§ Data entries for graphics:
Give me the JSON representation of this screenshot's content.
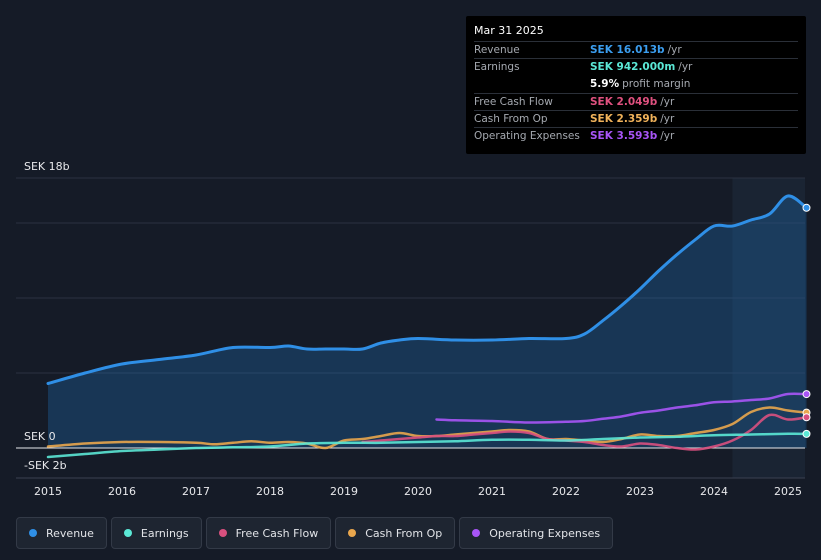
{
  "tooltip": {
    "date": "Mar 31 2025",
    "rows": [
      {
        "label": "Revenue",
        "value": "SEK 16.013b",
        "unit": "/yr",
        "color": "#3b9ef0"
      },
      {
        "label": "Earnings",
        "value": "SEK 942.000m",
        "unit": "/yr",
        "color": "#5be8d6"
      },
      {
        "label": "",
        "value": "5.9%",
        "unit": "profit margin",
        "color": "#ffffff"
      },
      {
        "label": "Free Cash Flow",
        "value": "SEK 2.049b",
        "unit": "/yr",
        "color": "#e0517f"
      },
      {
        "label": "Cash From Op",
        "value": "SEK 2.359b",
        "unit": "/yr",
        "color": "#f0b25a"
      },
      {
        "label": "Operating Expenses",
        "value": "SEK 3.593b",
        "unit": "/yr",
        "color": "#a855f7"
      }
    ]
  },
  "axis": {
    "top_label": "SEK 18b",
    "zero_label": "SEK 0",
    "bottom_label": "-SEK 2b"
  },
  "legend": [
    {
      "label": "Revenue",
      "color": "#2f8fe6"
    },
    {
      "label": "Earnings",
      "color": "#5be8d6"
    },
    {
      "label": "Free Cash Flow",
      "color": "#d9507f"
    },
    {
      "label": "Cash From Op",
      "color": "#e9a64d"
    },
    {
      "label": "Operating Expenses",
      "color": "#a855f7"
    }
  ],
  "chart_data": {
    "type": "line",
    "title": "",
    "xlabel": "",
    "ylabel": "SEK",
    "ylim": [
      -2,
      18
    ],
    "unit": "SEK billions",
    "x_ticks": [
      "2015",
      "2016",
      "2017",
      "2018",
      "2019",
      "2020",
      "2021",
      "2022",
      "2023",
      "2024",
      "2025"
    ],
    "forecast_from": 2024.25,
    "series": [
      {
        "name": "Revenue",
        "color": "#2f8fe6",
        "x": [
          2015.0,
          2015.5,
          2016.0,
          2016.5,
          2017.0,
          2017.5,
          2018.0,
          2018.25,
          2018.5,
          2018.75,
          2019.0,
          2019.25,
          2019.5,
          2019.75,
          2020.0,
          2020.5,
          2021.0,
          2021.5,
          2022.0,
          2022.25,
          2022.5,
          2022.75,
          2023.0,
          2023.25,
          2023.5,
          2023.75,
          2024.0,
          2024.25,
          2024.5,
          2024.75,
          2025.0,
          2025.25
        ],
        "y": [
          4.3,
          5.0,
          5.6,
          5.9,
          6.2,
          6.7,
          6.7,
          6.8,
          6.6,
          6.6,
          6.6,
          6.6,
          7.0,
          7.2,
          7.3,
          7.2,
          7.2,
          7.3,
          7.3,
          7.6,
          8.5,
          9.5,
          10.6,
          11.8,
          12.9,
          13.9,
          14.8,
          14.8,
          15.2,
          15.6,
          16.8,
          16.013
        ]
      },
      {
        "name": "Earnings",
        "color": "#5be8d6",
        "x": [
          2015.0,
          2015.5,
          2016.0,
          2016.5,
          2017.0,
          2017.5,
          2018.0,
          2018.5,
          2019.0,
          2019.5,
          2020.0,
          2020.5,
          2021.0,
          2021.5,
          2022.0,
          2022.5,
          2023.0,
          2023.5,
          2024.0,
          2024.5,
          2025.0,
          2025.25
        ],
        "y": [
          -0.6,
          -0.4,
          -0.2,
          -0.1,
          0.0,
          0.05,
          0.1,
          0.3,
          0.35,
          0.35,
          0.4,
          0.45,
          0.55,
          0.55,
          0.5,
          0.6,
          0.7,
          0.75,
          0.85,
          0.9,
          0.95,
          0.942
        ]
      },
      {
        "name": "Free Cash Flow",
        "color": "#d9507f",
        "x": [
          2019.25,
          2019.5,
          2019.75,
          2020.0,
          2020.25,
          2020.5,
          2020.75,
          2021.0,
          2021.25,
          2021.5,
          2021.75,
          2022.0,
          2022.25,
          2022.5,
          2022.75,
          2023.0,
          2023.25,
          2023.5,
          2023.75,
          2024.0,
          2024.25,
          2024.5,
          2024.75,
          2025.0,
          2025.25
        ],
        "y": [
          0.4,
          0.5,
          0.6,
          0.7,
          0.8,
          0.8,
          0.9,
          1.0,
          1.1,
          1.0,
          0.6,
          0.5,
          0.4,
          0.2,
          0.1,
          0.3,
          0.2,
          0.0,
          -0.1,
          0.1,
          0.5,
          1.2,
          2.2,
          1.9,
          2.049
        ]
      },
      {
        "name": "Cash From Op",
        "color": "#e9a64d",
        "x": [
          2015.0,
          2015.5,
          2016.0,
          2016.5,
          2017.0,
          2017.25,
          2017.5,
          2017.75,
          2018.0,
          2018.25,
          2018.5,
          2018.75,
          2019.0,
          2019.25,
          2019.5,
          2019.75,
          2020.0,
          2020.25,
          2020.5,
          2020.75,
          2021.0,
          2021.25,
          2021.5,
          2021.75,
          2022.0,
          2022.25,
          2022.5,
          2022.75,
          2023.0,
          2023.25,
          2023.5,
          2023.75,
          2024.0,
          2024.25,
          2024.5,
          2024.75,
          2025.0,
          2025.25
        ],
        "y": [
          0.1,
          0.3,
          0.4,
          0.4,
          0.35,
          0.25,
          0.35,
          0.45,
          0.35,
          0.4,
          0.3,
          0.0,
          0.5,
          0.6,
          0.8,
          1.0,
          0.8,
          0.8,
          0.9,
          1.0,
          1.1,
          1.2,
          1.1,
          0.6,
          0.6,
          0.5,
          0.4,
          0.6,
          0.9,
          0.8,
          0.8,
          1.0,
          1.2,
          1.6,
          2.4,
          2.7,
          2.5,
          2.359
        ]
      },
      {
        "name": "Operating Expenses",
        "color": "#a855f7",
        "x": [
          2020.25,
          2020.5,
          2021.0,
          2021.5,
          2022.0,
          2022.25,
          2022.5,
          2022.75,
          2023.0,
          2023.25,
          2023.5,
          2023.75,
          2024.0,
          2024.25,
          2024.5,
          2024.75,
          2025.0,
          2025.25
        ],
        "y": [
          1.9,
          1.85,
          1.8,
          1.7,
          1.75,
          1.8,
          1.95,
          2.1,
          2.35,
          2.5,
          2.7,
          2.85,
          3.05,
          3.1,
          3.2,
          3.3,
          3.6,
          3.593
        ]
      }
    ]
  }
}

§ EXERCISE OBJECTIVE: Working from the material above, transcribe it exactly while omitting pictures.

§ TASK SOLUTION:
Give me the JSON representation of this screenshot's content.
{
  "tooltip": {
    "date": "Mar 31 2025",
    "rows": [
      {
        "label": "Revenue",
        "value": "SEK 16.013b",
        "unit": "/yr",
        "color": "#3b9ef0"
      },
      {
        "label": "Earnings",
        "value": "SEK 942.000m",
        "unit": "/yr",
        "color": "#5be8d6"
      },
      {
        "label": "",
        "value": "5.9%",
        "unit": "profit margin",
        "color": "#ffffff"
      },
      {
        "label": "Free Cash Flow",
        "value": "SEK 2.049b",
        "unit": "/yr",
        "color": "#e0517f"
      },
      {
        "label": "Cash From Op",
        "value": "SEK 2.359b",
        "unit": "/yr",
        "color": "#f0b25a"
      },
      {
        "label": "Operating Expenses",
        "value": "SEK 3.593b",
        "unit": "/yr",
        "color": "#a855f7"
      }
    ]
  },
  "axis": {
    "top_label": "SEK 18b",
    "zero_label": "SEK 0",
    "bottom_label": "-SEK 2b"
  },
  "legend": [
    {
      "label": "Revenue",
      "color": "#2f8fe6"
    },
    {
      "label": "Earnings",
      "color": "#5be8d6"
    },
    {
      "label": "Free Cash Flow",
      "color": "#d9507f"
    },
    {
      "label": "Cash From Op",
      "color": "#e9a64d"
    },
    {
      "label": "Operating Expenses",
      "color": "#a855f7"
    }
  ],
  "chart_data": {
    "type": "line",
    "title": "",
    "xlabel": "",
    "ylabel": "SEK",
    "ylim": [
      -2,
      18
    ],
    "unit": "SEK billions",
    "x_ticks": [
      "2015",
      "2016",
      "2017",
      "2018",
      "2019",
      "2020",
      "2021",
      "2022",
      "2023",
      "2024",
      "2025"
    ],
    "forecast_from": 2024.25,
    "series": [
      {
        "name": "Revenue",
        "color": "#2f8fe6",
        "x": [
          2015.0,
          2015.5,
          2016.0,
          2016.5,
          2017.0,
          2017.5,
          2018.0,
          2018.25,
          2018.5,
          2018.75,
          2019.0,
          2019.25,
          2019.5,
          2019.75,
          2020.0,
          2020.5,
          2021.0,
          2021.5,
          2022.0,
          2022.25,
          2022.5,
          2022.75,
          2023.0,
          2023.25,
          2023.5,
          2023.75,
          2024.0,
          2024.25,
          2024.5,
          2024.75,
          2025.0,
          2025.25
        ],
        "y": [
          4.3,
          5.0,
          5.6,
          5.9,
          6.2,
          6.7,
          6.7,
          6.8,
          6.6,
          6.6,
          6.6,
          6.6,
          7.0,
          7.2,
          7.3,
          7.2,
          7.2,
          7.3,
          7.3,
          7.6,
          8.5,
          9.5,
          10.6,
          11.8,
          12.9,
          13.9,
          14.8,
          14.8,
          15.2,
          15.6,
          16.8,
          16.013
        ]
      },
      {
        "name": "Earnings",
        "color": "#5be8d6",
        "x": [
          2015.0,
          2015.5,
          2016.0,
          2016.5,
          2017.0,
          2017.5,
          2018.0,
          2018.5,
          2019.0,
          2019.5,
          2020.0,
          2020.5,
          2021.0,
          2021.5,
          2022.0,
          2022.5,
          2023.0,
          2023.5,
          2024.0,
          2024.5,
          2025.0,
          2025.25
        ],
        "y": [
          -0.6,
          -0.4,
          -0.2,
          -0.1,
          0.0,
          0.05,
          0.1,
          0.3,
          0.35,
          0.35,
          0.4,
          0.45,
          0.55,
          0.55,
          0.5,
          0.6,
          0.7,
          0.75,
          0.85,
          0.9,
          0.95,
          0.942
        ]
      },
      {
        "name": "Free Cash Flow",
        "color": "#d9507f",
        "x": [
          2019.25,
          2019.5,
          2019.75,
          2020.0,
          2020.25,
          2020.5,
          2020.75,
          2021.0,
          2021.25,
          2021.5,
          2021.75,
          2022.0,
          2022.25,
          2022.5,
          2022.75,
          2023.0,
          2023.25,
          2023.5,
          2023.75,
          2024.0,
          2024.25,
          2024.5,
          2024.75,
          2025.0,
          2025.25
        ],
        "y": [
          0.4,
          0.5,
          0.6,
          0.7,
          0.8,
          0.8,
          0.9,
          1.0,
          1.1,
          1.0,
          0.6,
          0.5,
          0.4,
          0.2,
          0.1,
          0.3,
          0.2,
          0.0,
          -0.1,
          0.1,
          0.5,
          1.2,
          2.2,
          1.9,
          2.049
        ]
      },
      {
        "name": "Cash From Op",
        "color": "#e9a64d",
        "x": [
          2015.0,
          2015.5,
          2016.0,
          2016.5,
          2017.0,
          2017.25,
          2017.5,
          2017.75,
          2018.0,
          2018.25,
          2018.5,
          2018.75,
          2019.0,
          2019.25,
          2019.5,
          2019.75,
          2020.0,
          2020.25,
          2020.5,
          2020.75,
          2021.0,
          2021.25,
          2021.5,
          2021.75,
          2022.0,
          2022.25,
          2022.5,
          2022.75,
          2023.0,
          2023.25,
          2023.5,
          2023.75,
          2024.0,
          2024.25,
          2024.5,
          2024.75,
          2025.0,
          2025.25
        ],
        "y": [
          0.1,
          0.3,
          0.4,
          0.4,
          0.35,
          0.25,
          0.35,
          0.45,
          0.35,
          0.4,
          0.3,
          0.0,
          0.5,
          0.6,
          0.8,
          1.0,
          0.8,
          0.8,
          0.9,
          1.0,
          1.1,
          1.2,
          1.1,
          0.6,
          0.6,
          0.5,
          0.4,
          0.6,
          0.9,
          0.8,
          0.8,
          1.0,
          1.2,
          1.6,
          2.4,
          2.7,
          2.5,
          2.359
        ]
      },
      {
        "name": "Operating Expenses",
        "color": "#a855f7",
        "x": [
          2020.25,
          2020.5,
          2021.0,
          2021.5,
          2022.0,
          2022.25,
          2022.5,
          2022.75,
          2023.0,
          2023.25,
          2023.5,
          2023.75,
          2024.0,
          2024.25,
          2024.5,
          2024.75,
          2025.0,
          2025.25
        ],
        "y": [
          1.9,
          1.85,
          1.8,
          1.7,
          1.75,
          1.8,
          1.95,
          2.1,
          2.35,
          2.5,
          2.7,
          2.85,
          3.05,
          3.1,
          3.2,
          3.3,
          3.6,
          3.593
        ]
      }
    ]
  }
}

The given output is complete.